- **Written task**: Please set down all the lines beneath this one exactly, without the pictures.

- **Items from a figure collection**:
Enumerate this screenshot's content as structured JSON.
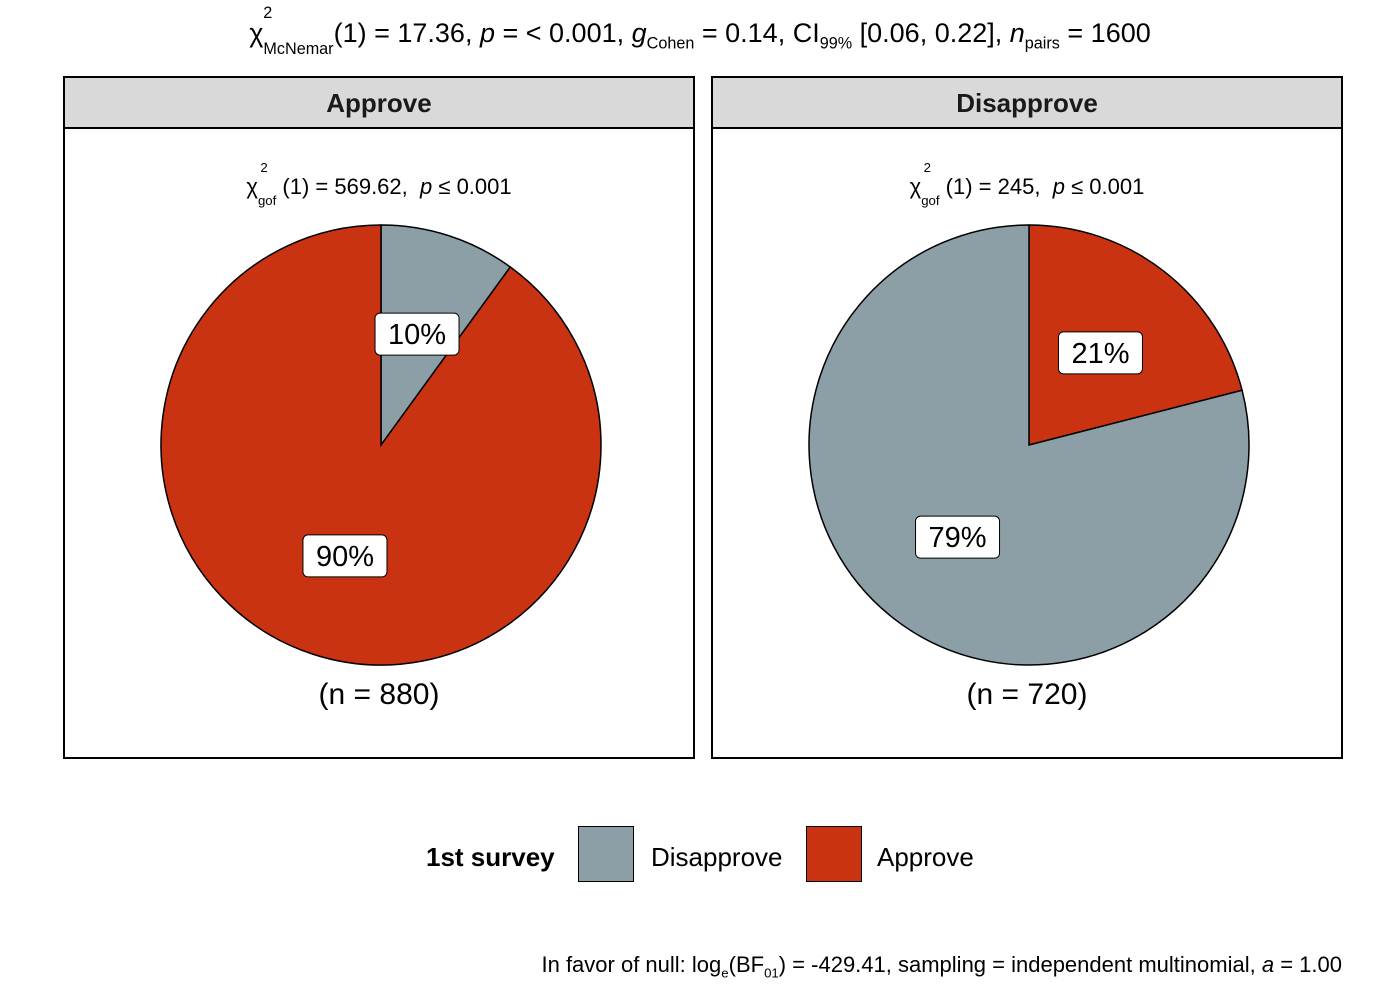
{
  "title": {
    "test": "McNemar",
    "df": "(1)",
    "statistic": "17.36",
    "p_text": "< 0.001",
    "effect_label": "Cohen",
    "effect_value": "0.14",
    "ci_label": "99%",
    "ci": "[0.06, 0.22]",
    "n_label": "pairs",
    "n_value": "1600"
  },
  "legend": {
    "title": "1st survey",
    "items": [
      "Disapprove",
      "Approve"
    ]
  },
  "caption": {
    "prefix": "In favor of null: log",
    "base": "e",
    "bf": "BF",
    "bf_sub": "01",
    "value": "-429.41",
    "rest": ", sampling = independent multinomial,",
    "a_value": "1.00"
  },
  "colors": {
    "Disapprove": "#8c9fa6",
    "Approve": "#c93312"
  },
  "chart_data": [
    {
      "type": "pie",
      "facet": "Approve",
      "subtitle": {
        "stat": "569.62",
        "p": "0.001"
      },
      "n_text": "(n = 880)",
      "slices": [
        {
          "category": "Disapprove",
          "percent": 10,
          "label": "10%"
        },
        {
          "category": "Approve",
          "percent": 90,
          "label": "90%"
        }
      ]
    },
    {
      "type": "pie",
      "facet": "Disapprove",
      "subtitle": {
        "stat": "245",
        "p": "0.001"
      },
      "n_text": "(n = 720)",
      "slices": [
        {
          "category": "Approve",
          "percent": 21,
          "label": "21%"
        },
        {
          "category": "Disapprove",
          "percent": 79,
          "label": "79%"
        }
      ]
    }
  ]
}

- **Expected answer**:
Enumerate this screenshot's content as structured JSON.
{
  "title": {
    "test": "McNemar",
    "df": "(1)",
    "statistic": "17.36",
    "p_text": "< 0.001",
    "effect_label": "Cohen",
    "effect_value": "0.14",
    "ci_label": "99%",
    "ci": "[0.06, 0.22]",
    "n_label": "pairs",
    "n_value": "1600"
  },
  "legend": {
    "title": "1st survey",
    "items": [
      "Disapprove",
      "Approve"
    ]
  },
  "caption": {
    "prefix": "In favor of null: log",
    "base": "e",
    "bf": "BF",
    "bf_sub": "01",
    "value": "-429.41",
    "rest": ", sampling = independent multinomial,",
    "a_value": "1.00"
  },
  "colors": {
    "Disapprove": "#8c9fa6",
    "Approve": "#c93312"
  },
  "chart_data": [
    {
      "type": "pie",
      "facet": "Approve",
      "subtitle": {
        "stat": "569.62",
        "p": "0.001"
      },
      "n_text": "(n = 880)",
      "slices": [
        {
          "category": "Disapprove",
          "percent": 10,
          "label": "10%"
        },
        {
          "category": "Approve",
          "percent": 90,
          "label": "90%"
        }
      ]
    },
    {
      "type": "pie",
      "facet": "Disapprove",
      "subtitle": {
        "stat": "245",
        "p": "0.001"
      },
      "n_text": "(n = 720)",
      "slices": [
        {
          "category": "Approve",
          "percent": 21,
          "label": "21%"
        },
        {
          "category": "Disapprove",
          "percent": 79,
          "label": "79%"
        }
      ]
    }
  ]
}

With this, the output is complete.